# [Written problem]
Copy each line of the data below exactly, leaving out pictures.

# [Exercise data]

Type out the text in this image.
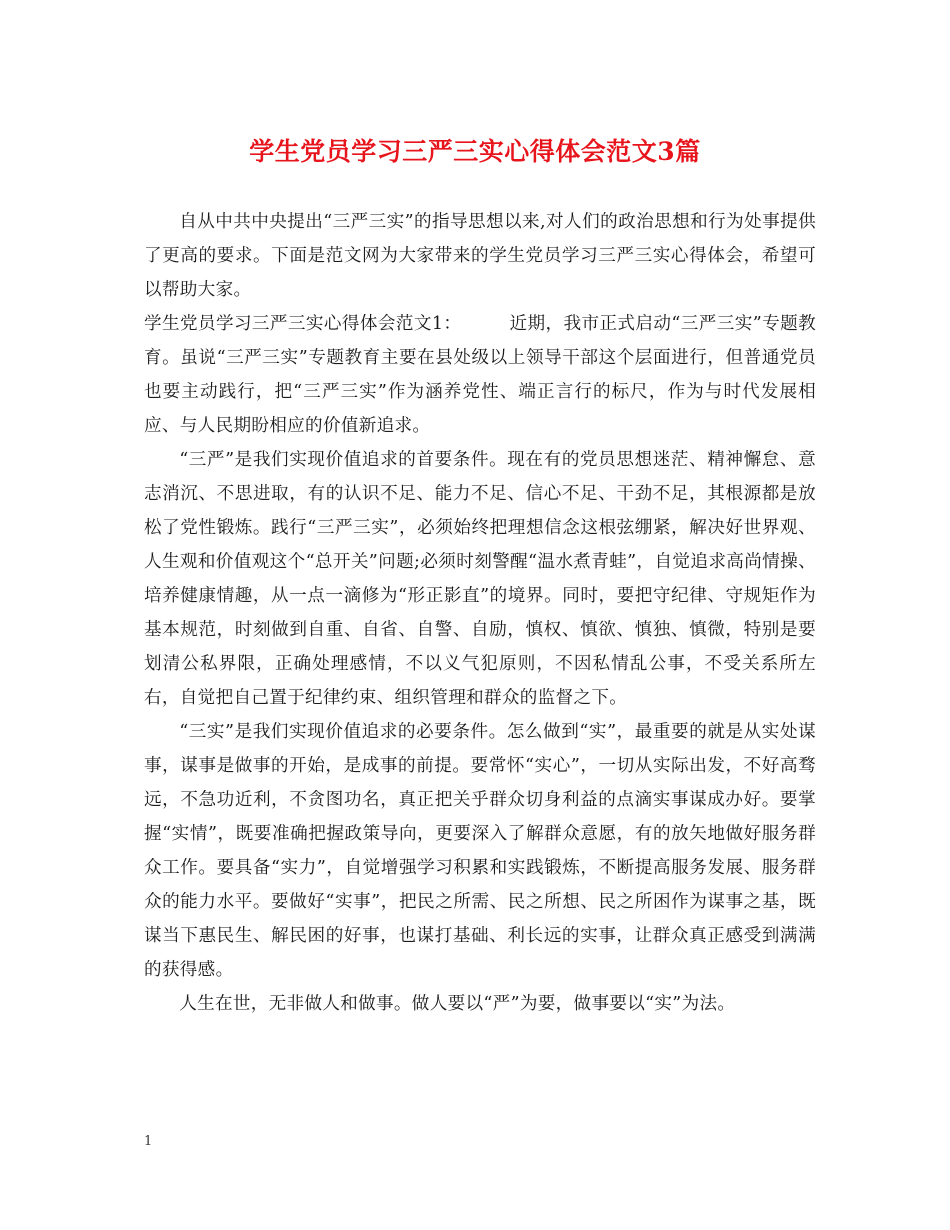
学生党员学习三严三实心得体会范文3篇

自从中共中央提出“三严三实”的指导思想以来,对人们的政治思想和行为处事提供了更高的要求。下面是范文网为大家带来的学生党员学习三严三实心得体会，希望可以帮助大家。

学生党员学习三严三实心得体会范文1：	近期，我市正式启动“三严三实”专题教育。虽说“三严三实”专题教育主要在县处级以上领导干部这个层面进行，但普通党员也要主动践行，把“三严三实”作为涵养党性、端正言行的标尺，作为与时代发展相应、与人民期盼相应的价值新追求。

“三严”是我们实现价值追求的首要条件。现在有的党员思想迷茫、精神懈怠、意志消沉、不思进取，有的认识不足、能力不足、信心不足、干劲不足，其根源都是放松了党性锻炼。践行“三严三实”，必须始终把理想信念这根弦绷紧，解决好世界观、人生观和价值观这个“总开关”问题;必须时刻警醒“温水煮青蛙”，自觉追求高尚情操、培养健康情趣，从一点一滴修为“形正影直”的境界。同时，要把守纪律、守规矩作为基本规范，时刻做到自重、自省、自警、自励，慎权、慎欲、慎独、慎微，特别是要划清公私界限，正确处理感情，不以义气犯原则，不因私情乱公事，不受关系所左右，自觉把自己置于纪律约束、组织管理和群众的监督之下。

“三实”是我们实现价值追求的必要条件。怎么做到“实”，最重要的就是从实处谋事，谋事是做事的开始，是成事的前提。要常怀“实心”，一切从实际出发，不好高骛远，不急功近利，不贪图功名，真正把关乎群众切身利益的点滴实事谋成办好。要掌握“实情”，既要准确把握政策导向，更要深入了解群众意愿，有的放矢地做好服务群众工作。要具备“实力”，自觉增强学习积累和实践锻炼，不断提高服务发展、服务群众的能力水平。要做好“实事”，把民之所需、民之所想、民之所困作为谋事之基，既谋当下惠民生、解民困的好事，也谋打基础、利长远的实事，让群众真正感受到满满的获得感。

人生在世，无非做人和做事。做人要以“严”为要，做事要以“实”为法。

1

# [Output of the task]
Type out the text in this image.
学生党员学习三严三实心得体会范文3篇

自从中共中央提出“三严三实”的指导思想以来,对人们的政治思想和行为处事提供了更高的要求。下面是范文网为大家带来的学生党员学习三严三实心得体会，希望可以帮助大家。

学生党员学习三严三实心得体会范文1：	近期，我市正式启动“三严三实”专题教育。虽说“三严三实”专题教育主要在县处级以上领导干部这个层面进行，但普通党员也要主动践行，把“三严三实”作为涵养党性、端正言行的标尺，作为与时代发展相应、与人民期盼相应的价值新追求。

“三严”是我们实现价值追求的首要条件。现在有的党员思想迷茫、精神懈怠、意志消沉、不思进取，有的认识不足、能力不足、信心不足、干劲不足，其根源都是放松了党性锻炼。践行“三严三实”，必须始终把理想信念这根弦绷紧，解决好世界观、人生观和价值观这个“总开关”问题;必须时刻警醒“温水煮青蛙”，自觉追求高尚情操、培养健康情趣，从一点一滴修为“形正影直”的境界。同时，要把守纪律、守规矩作为基本规范，时刻做到自重、自省、自警、自励，慎权、慎欲、慎独、慎微，特别是要划清公私界限，正确处理感情，不以义气犯原则，不因私情乱公事，不受关系所左右，自觉把自己置于纪律约束、组织管理和群众的监督之下。

“三实”是我们实现价值追求的必要条件。怎么做到“实”，最重要的就是从实处谋事，谋事是做事的开始，是成事的前提。要常怀“实心”，一切从实际出发，不好高骛远，不急功近利，不贪图功名，真正把关乎群众切身利益的点滴实事谋成办好。要掌握“实情”，既要准确把握政策导向，更要深入了解群众意愿，有的放矢地做好服务群众工作。要具备“实力”，自觉增强学习积累和实践锻炼，不断提高服务发展、服务群众的能力水平。要做好“实事”，把民之所需、民之所想、民之所困作为谋事之基，既谋当下惠民生、解民困的好事，也谋打基础、利长远的实事，让群众真正感受到满满的获得感。

人生在世，无非做人和做事。做人要以“严”为要，做事要以“实”为法。

1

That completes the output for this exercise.